■ Description of the task ■
Do not copy the pictures; transcribe all other material exactly.

■ Items ■
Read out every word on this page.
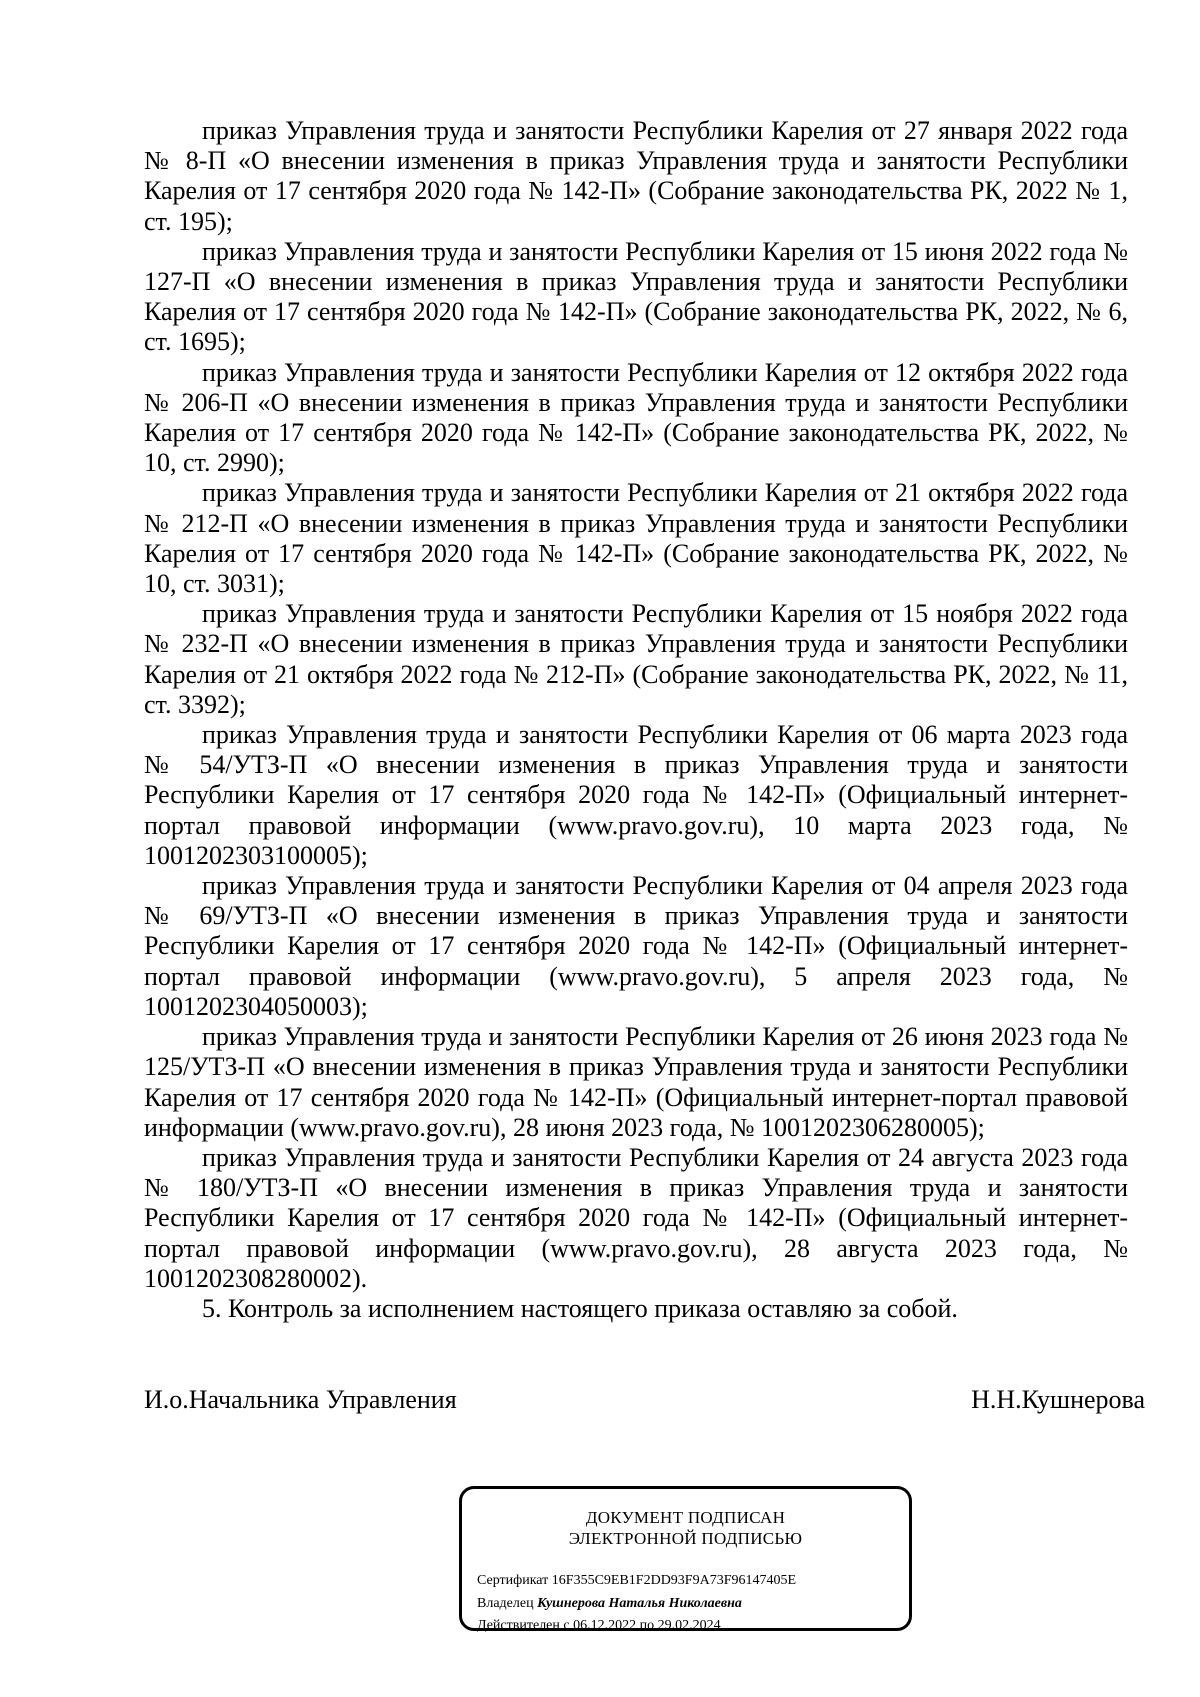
приказ Управления труда и занятости Республики Карелия от 27 января 2022 года № 8-П «О внесении изменения в приказ Управления труда и занятости Республики Карелия от 17 сентября 2020 года № 142-П» (Собрание законодательства РК, 2022 № 1, ст. 195);

приказ Управления труда и занятости Республики Карелия от 15 июня 2022 года № 127-П «О внесении изменения в приказ Управления труда и занятости Республики Карелия от 17 сентября 2020 года № 142-П» (Собрание законодательства РК, 2022, № 6, ст. 1695);

приказ Управления труда и занятости Республики Карелия от 12 октября 2022 года № 206-П «О внесении изменения в приказ Управления труда и занятости Республики Карелия от 17 сентября 2020 года № 142-П» (Собрание законодательства РК, 2022, № 10, ст. 2990);

приказ Управления труда и занятости Республики Карелия от 21 октября 2022 года № 212-П «О внесении изменения в приказ Управления труда и занятости Республики Карелия от 17 сентября 2020 года № 142-П» (Собрание законодательства РК, 2022, № 10, ст. 3031);

приказ Управления труда и занятости Республики Карелия от 15 ноября 2022 года № 232-П «О внесении изменения в приказ Управления труда и занятости Республики Карелия от 21 октября 2022 года № 212-П» (Собрание законодательства РК, 2022, № 11, ст. 3392);

приказ Управления труда и занятости Республики Карелия от 06 марта 2023 года № 54/УТЗ-П «О внесении изменения в приказ Управления труда и занятости Республики Карелия от 17 сентября 2020 года № 142-П» (Официальный интернет-портал правовой информации (www.pravo.gov.ru), 10 марта 2023 года, № 1001202303100005);

приказ Управления труда и занятости Республики Карелия от 04 апреля 2023 года № 69/УТЗ-П «О внесении изменения в приказ Управления труда и занятости Республики Карелия от 17 сентября 2020 года № 142-П» (Официальный интернет-портал правовой информации (www.pravo.gov.ru), 5 апреля 2023 года, № 1001202304050003);

приказ Управления труда и занятости Республики Карелия от 26 июня 2023 года № 125/УТЗ-П «О внесении изменения в приказ Управления труда и занятости Республики Карелия от 17 сентября 2020 года № 142-П» (Официальный интернет-портал правовой информации (www.pravo.gov.ru), 28 июня 2023 года, № 1001202306280005);

приказ Управления труда и занятости Республики Карелия от 24 августа 2023 года № 180/УТЗ-П «О внесении изменения в приказ Управления труда и занятости Республики Карелия от 17 сентября 2020 года № 142-П» (Официальный интернет-портал правовой информации (www.pravo.gov.ru), 28 августа 2023 года, № 1001202308280002).

5. Контроль за исполнением настоящего приказа оставляю за собой.

И.о.Начальника Управления	Н.Н.Кушнерова
ДОКУМЕНТ ПОДПИСАН
ЭЛЕКТРОННОЙ ПОДПИСЬЮ
Сертификат 16F355C9EB1F2DD93F9A73F96147405E
Владелец Кушнерова Наталья Николаевна
Действителен с 06.12.2022 по 29.02.2024
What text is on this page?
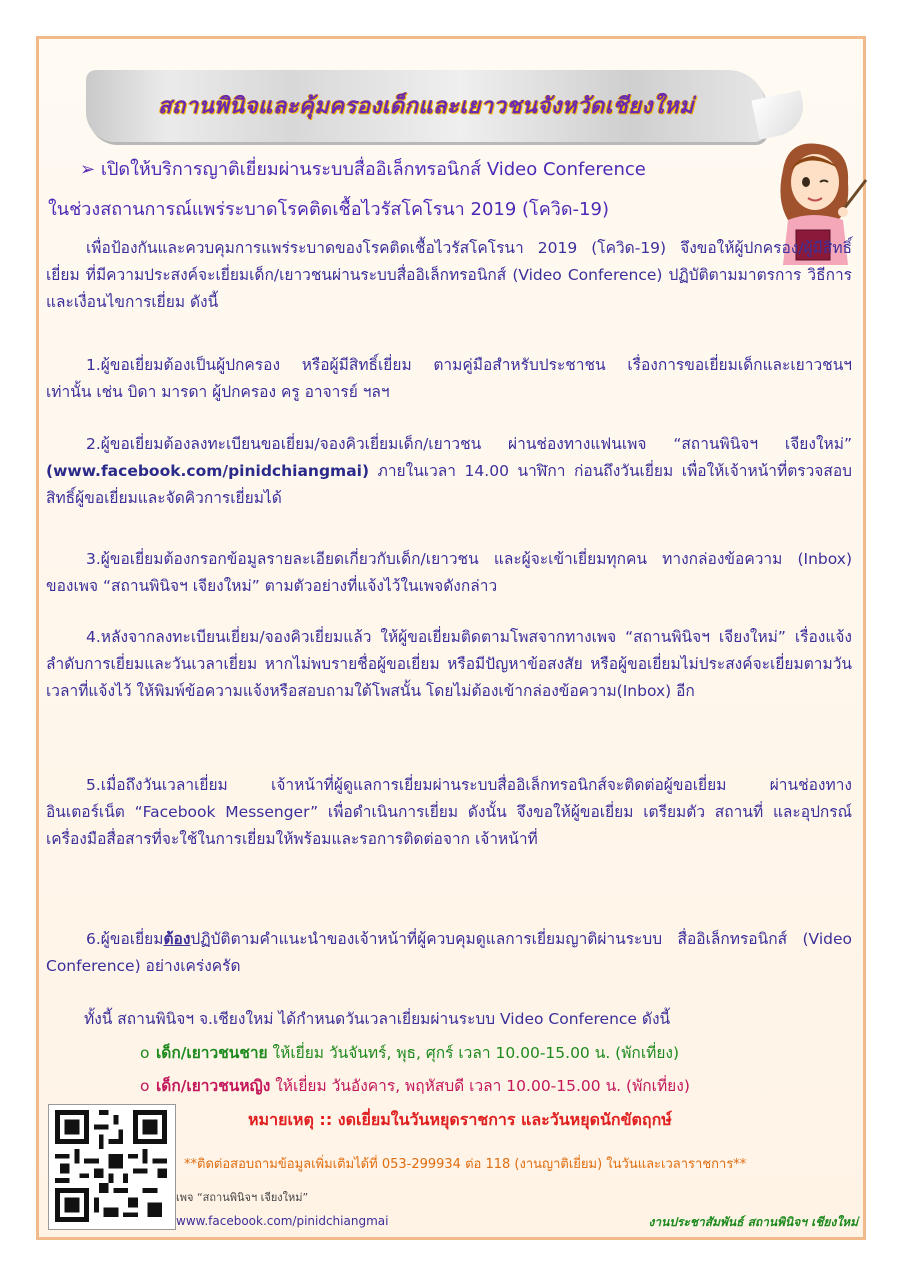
สถานพินิจและคุ้มครองเด็กและเยาวชนจังหวัดเชียงใหม่
➢ เปิดให้บริการญาติเยี่ยมผ่านระบบสื่ออิเล็กทรอนิกส์ Video Conference
ในช่วงสถานการณ์แพร่ระบาดโรคติดเชื้อไวรัสโคโรนา 2019 (โควิด-19)
เพื่อป้องกันและควบคุมการแพร่ระบาดของโรคติดเชื้อไวรัสโคโรนา 2019 (โควิด-19) จึงขอให้ผู้ปกครอง/ผู้มีสิทธิ์เยี่ยม ที่มีความประสงค์จะเยี่ยมเด็ก/เยาวชนผ่านระบบสื่ออิเล็กทรอนิกส์ (Video Conference) ปฏิบัติตามมาตรการ วิธีการ และเงื่อนไขการเยี่ยม ดังนี้
1.ผู้ขอเยี่ยมต้องเป็นผู้ปกครอง หรือผู้มีสิทธิ์เยี่ยม ตามคู่มือสำหรับประชาชน เรื่องการขอเยี่ยมเด็กและเยาวชนฯ เท่านั้น เช่น บิดา มารดา ผู้ปกครอง ครู อาจารย์ ฯลฯ
2.ผู้ขอเยี่ยมต้องลงทะเบียนขอเยี่ยม/จองคิวเยี่ยมเด็ก/เยาวชน ผ่านช่องทางแฟนเพจ “สถานพินิจฯ เจียงใหม่” (www.facebook.com/pinidchiangmai) ภายในเวลา 14.00 นาฬิกา ก่อนถึงวันเยี่ยม เพื่อให้เจ้าหน้าที่ตรวจสอบสิทธิ์ผู้ขอเยี่ยมและจัดคิวการเยี่ยมได้
3.ผู้ขอเยี่ยมต้องกรอกข้อมูลรายละเอียดเกี่ยวกับเด็ก/เยาวชน และผู้จะเข้าเยี่ยมทุกคน ทางกล่องข้อความ (Inbox) ของเพจ “สถานพินิจฯ เจียงใหม่” ตามตัวอย่างที่แจ้งไว้ในเพจดังกล่าว
4.หลังจากลงทะเบียนเยี่ยม/จองคิวเยี่ยมแล้ว ให้ผู้ขอเยี่ยมติดตามโพสจากทางเพจ “สถานพินิจฯ เจียงใหม่” เรื่องแจ้งลำดับการเยี่ยมและวันเวลาเยี่ยม หากไม่พบรายชื่อผู้ขอเยี่ยม หรือมีปัญหาข้อสงสัย หรือผู้ขอเยี่ยมไม่ประสงค์จะเยี่ยมตามวันเวลาที่แจ้งไว้ ให้พิมพ์ข้อความแจ้งหรือสอบถามใต้โพสนั้น โดยไม่ต้องเข้ากล่องข้อความ(Inbox) อีก
5.เมื่อถึงวันเวลาเยี่ยม เจ้าหน้าที่ผู้ดูแลการเยี่ยมผ่านระบบสื่ออิเล็กทรอนิกส์จะติดต่อผู้ขอเยี่ยม ผ่านช่องทางอินเตอร์เน็ต “Facebook Messenger” เพื่อดำเนินการเยี่ยม ดังนั้น จึงขอให้ผู้ขอเยี่ยม เตรียมตัว สถานที่ และอุปกรณ์เครื่องมือสื่อสารที่จะใช้ในการเยี่ยมให้พร้อมและรอการติดต่อจาก เจ้าหน้าที่
6.ผู้ขอเยี่ยมต้องปฏิบัติตามคำแนะนำของเจ้าหน้าที่ผู้ควบคุมดูแลการเยี่ยมญาติผ่านระบบ สื่ออิเล็กทรอนิกส์ (Video Conference) อย่างเคร่งครัด
ทั้งนี้ สถานพินิจฯ จ.เชียงใหม่ ได้กำหนดวันเวลาเยี่ยมผ่านระบบ Video Conference ดังนี้
o เด็ก/เยาวชนชาย ให้เยี่ยม วันจันทร์, พุธ, ศุกร์ เวลา 10.00-15.00 น. (พักเที่ยง)
o เด็ก/เยาวชนหญิง ให้เยี่ยม วันอังคาร, พฤหัสบดี เวลา 10.00-15.00 น. (พักเที่ยง)
หมายเหตุ :: งดเยี่ยมในวันหยุดราชการ และวันหยุดนักขัตฤกษ์
**ติดต่อสอบถามข้อมูลเพิ่มเติมได้ที่ 053-299934 ต่อ 118 (งานญาติเยี่ยม) ในวันและเวลาราชการ**
เพจ “สถานพินิจฯ เจียงใหม่”
www.facebook.com/pinidchiangmai	งานประชาสัมพันธ์ สถานพินิจฯ เชียงใหม่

■ Written answer ■
Read out every word on this page.
приказ Управления труда и занятости Республики Карелия от 27 января 2022 года № 8-П «О внесении изменения в приказ Управления труда и занятости Республики Карелия от 17 сентября 2020 года № 142-П» (Собрание законодательства РК, 2022 № 1, ст. 195);

приказ Управления труда и занятости Республики Карелия от 15 июня 2022 года № 127-П «О внесении изменения в приказ Управления труда и занятости Республики Карелия от 17 сентября 2020 года № 142-П» (Собрание законодательства РК, 2022, № 6, ст. 1695);

приказ Управления труда и занятости Республики Карелия от 12 октября 2022 года № 206-П «О внесении изменения в приказ Управления труда и занятости Республики Карелия от 17 сентября 2020 года № 142-П» (Собрание законодательства РК, 2022, № 10, ст. 2990);

приказ Управления труда и занятости Республики Карелия от 21 октября 2022 года № 212-П «О внесении изменения в приказ Управления труда и занятости Республики Карелия от 17 сентября 2020 года № 142-П» (Собрание законодательства РК, 2022, № 10, ст. 3031);

приказ Управления труда и занятости Республики Карелия от 15 ноября 2022 года № 232-П «О внесении изменения в приказ Управления труда и занятости Республики Карелия от 21 октября 2022 года № 212-П» (Собрание законодательства РК, 2022, № 11, ст. 3392);

приказ Управления труда и занятости Республики Карелия от 06 марта 2023 года № 54/УТЗ-П «О внесении изменения в приказ Управления труда и занятости Республики Карелия от 17 сентября 2020 года № 142-П» (Официальный интернет-портал правовой информации (www.pravo.gov.ru), 10 марта 2023 года, № 1001202303100005);

приказ Управления труда и занятости Республики Карелия от 04 апреля 2023 года № 69/УТЗ-П «О внесении изменения в приказ Управления труда и занятости Республики Карелия от 17 сентября 2020 года № 142-П» (Официальный интернет-портал правовой информации (www.pravo.gov.ru), 5 апреля 2023 года, № 1001202304050003);

приказ Управления труда и занятости Республики Карелия от 26 июня 2023 года № 125/УТЗ-П «О внесении изменения в приказ Управления труда и занятости Республики Карелия от 17 сентября 2020 года № 142-П» (Официальный интернет-портал правовой информации (www.pravo.gov.ru), 28 июня 2023 года, № 1001202306280005);

приказ Управления труда и занятости Республики Карелия от 24 августа 2023 года № 180/УТЗ-П «О внесении изменения в приказ Управления труда и занятости Республики Карелия от 17 сентября 2020 года № 142-П» (Официальный интернет-портал правовой информации (www.pravo.gov.ru), 28 августа 2023 года, № 1001202308280002).

5. Контроль за исполнением настоящего приказа оставляю за собой.

И.о.Начальника Управления	Н.Н.Кушнерова
ДОКУМЕНТ ПОДПИСАН
ЭЛЕКТРОННОЙ ПОДПИСЬЮ
Сертификат 16F355C9EB1F2DD93F9A73F96147405E
Владелец Кушнерова Наталья Николаевна
Действителен с 06.12.2022 по 29.02.2024
What text is on this page?
สถานพินิจและคุ้มครองเด็กและเยาวชนจังหวัดเชียงใหม่
➢ เปิดให้บริการญาติเยี่ยมผ่านระบบสื่ออิเล็กทรอนิกส์ Video Conference
ในช่วงสถานการณ์แพร่ระบาดโรคติดเชื้อไวรัสโคโรนา 2019 (โควิด-19)
เพื่อป้องกันและควบคุมการแพร่ระบาดของโรคติดเชื้อไวรัสโคโรนา 2019 (โควิด-19) จึงขอให้ผู้ปกครอง/ผู้มีสิทธิ์เยี่ยม ที่มีความประสงค์จะเยี่ยมเด็ก/เยาวชนผ่านระบบสื่ออิเล็กทรอนิกส์ (Video Conference) ปฏิบัติตามมาตรการ วิธีการ และเงื่อนไขการเยี่ยม ดังนี้
1.ผู้ขอเยี่ยมต้องเป็นผู้ปกครอง หรือผู้มีสิทธิ์เยี่ยม ตามคู่มือสำหรับประชาชน เรื่องการขอเยี่ยมเด็กและเยาวชนฯ เท่านั้น เช่น บิดา มารดา ผู้ปกครอง ครู อาจารย์ ฯลฯ
2.ผู้ขอเยี่ยมต้องลงทะเบียนขอเยี่ยม/จองคิวเยี่ยมเด็ก/เยาวชน ผ่านช่องทางแฟนเพจ “สถานพินิจฯ เจียงใหม่” (www.facebook.com/pinidchiangmai) ภายในเวลา 14.00 นาฬิกา ก่อนถึงวันเยี่ยม เพื่อให้เจ้าหน้าที่ตรวจสอบสิทธิ์ผู้ขอเยี่ยมและจัดคิวการเยี่ยมได้
3.ผู้ขอเยี่ยมต้องกรอกข้อมูลรายละเอียดเกี่ยวกับเด็ก/เยาวชน และผู้จะเข้าเยี่ยมทุกคน ทางกล่องข้อความ (Inbox) ของเพจ “สถานพินิจฯ เจียงใหม่” ตามตัวอย่างที่แจ้งไว้ในเพจดังกล่าว
4.หลังจากลงทะเบียนเยี่ยม/จองคิวเยี่ยมแล้ว ให้ผู้ขอเยี่ยมติดตามโพสจากทางเพจ “สถานพินิจฯ เจียงใหม่” เรื่องแจ้งลำดับการเยี่ยมและวันเวลาเยี่ยม หากไม่พบรายชื่อผู้ขอเยี่ยม หรือมีปัญหาข้อสงสัย หรือผู้ขอเยี่ยมไม่ประสงค์จะเยี่ยมตามวันเวลาที่แจ้งไว้ ให้พิมพ์ข้อความแจ้งหรือสอบถามใต้โพสนั้น โดยไม่ต้องเข้ากล่องข้อความ(Inbox) อีก
5.เมื่อถึงวันเวลาเยี่ยม เจ้าหน้าที่ผู้ดูแลการเยี่ยมผ่านระบบสื่ออิเล็กทรอนิกส์จะติดต่อผู้ขอเยี่ยม ผ่านช่องทางอินเตอร์เน็ต “Facebook Messenger” เพื่อดำเนินการเยี่ยม ดังนั้น จึงขอให้ผู้ขอเยี่ยม เตรียมตัว สถานที่ และอุปกรณ์เครื่องมือสื่อสารที่จะใช้ในการเยี่ยมให้พร้อมและรอการติดต่อจาก เจ้าหน้าที่
6.ผู้ขอเยี่ยมต้องปฏิบัติตามคำแนะนำของเจ้าหน้าที่ผู้ควบคุมดูแลการเยี่ยมญาติผ่านระบบ สื่ออิเล็กทรอนิกส์ (Video Conference) อย่างเคร่งครัด
ทั้งนี้ สถานพินิจฯ จ.เชียงใหม่ ได้กำหนดวันเวลาเยี่ยมผ่านระบบ Video Conference ดังนี้
o เด็ก/เยาวชนชาย ให้เยี่ยม วันจันทร์, พุธ, ศุกร์ เวลา 10.00-15.00 น. (พักเที่ยง)
o เด็ก/เยาวชนหญิง ให้เยี่ยม วันอังคาร, พฤหัสบดี เวลา 10.00-15.00 น. (พักเที่ยง)
หมายเหตุ :: งดเยี่ยมในวันหยุดราชการ และวันหยุดนักขัตฤกษ์
**ติดต่อสอบถามข้อมูลเพิ่มเติมได้ที่ 053-299934 ต่อ 118 (งานญาติเยี่ยม) ในวันและเวลาราชการ**
เพจ “สถานพินิจฯ เจียงใหม่”
www.facebook.com/pinidchiangmai	งานประชาสัมพันธ์ สถานพินิจฯ เชียงใหม่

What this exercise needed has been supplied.